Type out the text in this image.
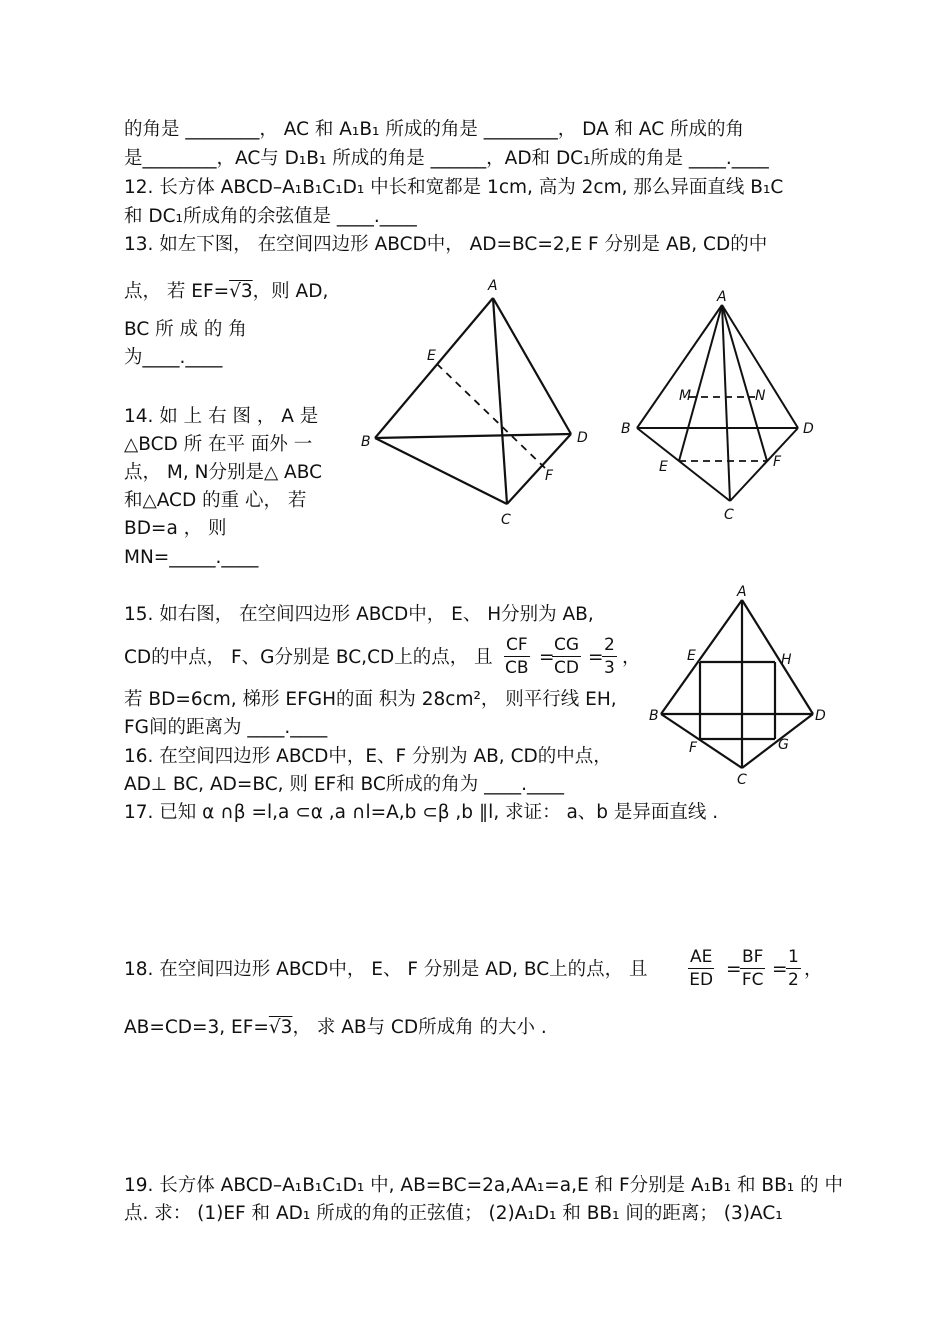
的角是 ________， AC 和 A₁B₁ 所成的角是 ________， DA 和 AC 所成的角
是________，AC与 D₁B₁ 所成的角是 ______，AD和 DC₁所成的角是 ____.____
12. 长方体 ABCD–A₁B₁C₁D₁ 中长和宽都是 1cm, 高为 2cm, 那么异面直线 B₁C
和 DC₁所成角的余弦值是 ____.____
13. 如左下图， 在空间四边形 ABCD中， AD=BC=2,E F 分别是 AB, CD的中
点， 若 EF=√3，则 AD,
BC 所 成 的 角
为____.____
14. 如 上 右 图 ， A 是
△BCD 所 在平 面外 一
点， M, N分别是△ ABC
和△ACD 的重 心， 若
BD=a ， 则
MN=_____.____
A
E
B	D
F
C
A
M	N
B	D
E	F
C
15. 如右图， 在空间四边形 ABCD中， E、 H分别为 AB,
CD的中点， F、G分别是 BC,CD上的点， 且 $\frac{CF}{CB}$ =
$\frac{CG}{CD}$ =
$\frac{2}{3}$ ，
若 BD=6cm, 梯形 EFGH的面 积为 28cm²， 则平行线 EH,
FG间的距离为 ____.____
A
E	H
B	D
F	G
C
16. 在空间四边形 ABCD中，E、F 分别为 AB, CD的中点，
AD⊥ BC, AD=BC, 则 EF和 BC所成的角为 ____.____
17. 已知 α ∩β =l,a ⊂α ,a ∩l=A,b ⊂β ,b ∥l, 求证： a、b 是异面直线 .
18. 在空间四边形 ABCD中， E、 F 分别是 AD, BC上的点， 且 $\frac{AE}{ED}$ =
$\frac{BF}{FC}$ =
$\frac{1}{2}$ ，
AB=CD=3, EF=√3， 求 AB与 CD所成角 的大小 .
19. 长方体 ABCD–A₁B₁C₁D₁ 中, AB=BC=2a,AA₁=a,E 和 F分别是 A₁B₁ 和 BB₁ 的 中
点. 求： (1)EF 和 AD₁ 所成的角的正弦值； (2)A₁D₁ 和 BB₁ 间的距离； (3)AC₁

+ + +

Reproduce each entry precisely. Leave the pictures out.

→ **Right answer**:
Type out the text in this image.
的角是 ________， AC 和 A₁B₁ 所成的角是 ________， DA 和 AC 所成的角
是________，AC与 D₁B₁ 所成的角是 ______，AD和 DC₁所成的角是 ____.____
12. 长方体 ABCD–A₁B₁C₁D₁ 中长和宽都是 1cm, 高为 2cm, 那么异面直线 B₁C
和 DC₁所成角的余弦值是 ____.____
13. 如左下图， 在空间四边形 ABCD中， AD=BC=2,E F 分别是 AB, CD的中
点， 若 EF=√3，则 AD,
BC 所 成 的 角
为____.____
14. 如 上 右 图 ， A 是
△BCD 所 在平 面外 一
点， M, N分别是△ ABC
和△ACD 的重 心， 若
BD=a ， 则
MN=_____.____
A
E
B	D
F
C
A
M	N
B	D
E	F
C
15. 如右图， 在空间四边形 ABCD中， E、 H分别为 AB,
CD的中点， F、G分别是 BC,CD上的点， 且 $\frac{CF}{CB}$ =
$\frac{CG}{CD}$ =
$\frac{2}{3}$ ，
若 BD=6cm, 梯形 EFGH的面 积为 28cm²， 则平行线 EH,
FG间的距离为 ____.____
A
E	H
B	D
F	G
C
16. 在空间四边形 ABCD中，E、F 分别为 AB, CD的中点，
AD⊥ BC, AD=BC, 则 EF和 BC所成的角为 ____.____
17. 已知 α ∩β =l,a ⊂α ,a ∩l=A,b ⊂β ,b ∥l, 求证： a、b 是异面直线 .
18. 在空间四边形 ABCD中， E、 F 分别是 AD, BC上的点， 且 $\frac{AE}{ED}$ =
$\frac{BF}{FC}$ =
$\frac{1}{2}$ ，
AB=CD=3, EF=√3， 求 AB与 CD所成角 的大小 .
19. 长方体 ABCD–A₁B₁C₁D₁ 中, AB=BC=2a,AA₁=a,E 和 F分别是 A₁B₁ 和 BB₁ 的 中
点. 求： (1)EF 和 AD₁ 所成的角的正弦值； (2)A₁D₁ 和 BB₁ 间的距离； (3)AC₁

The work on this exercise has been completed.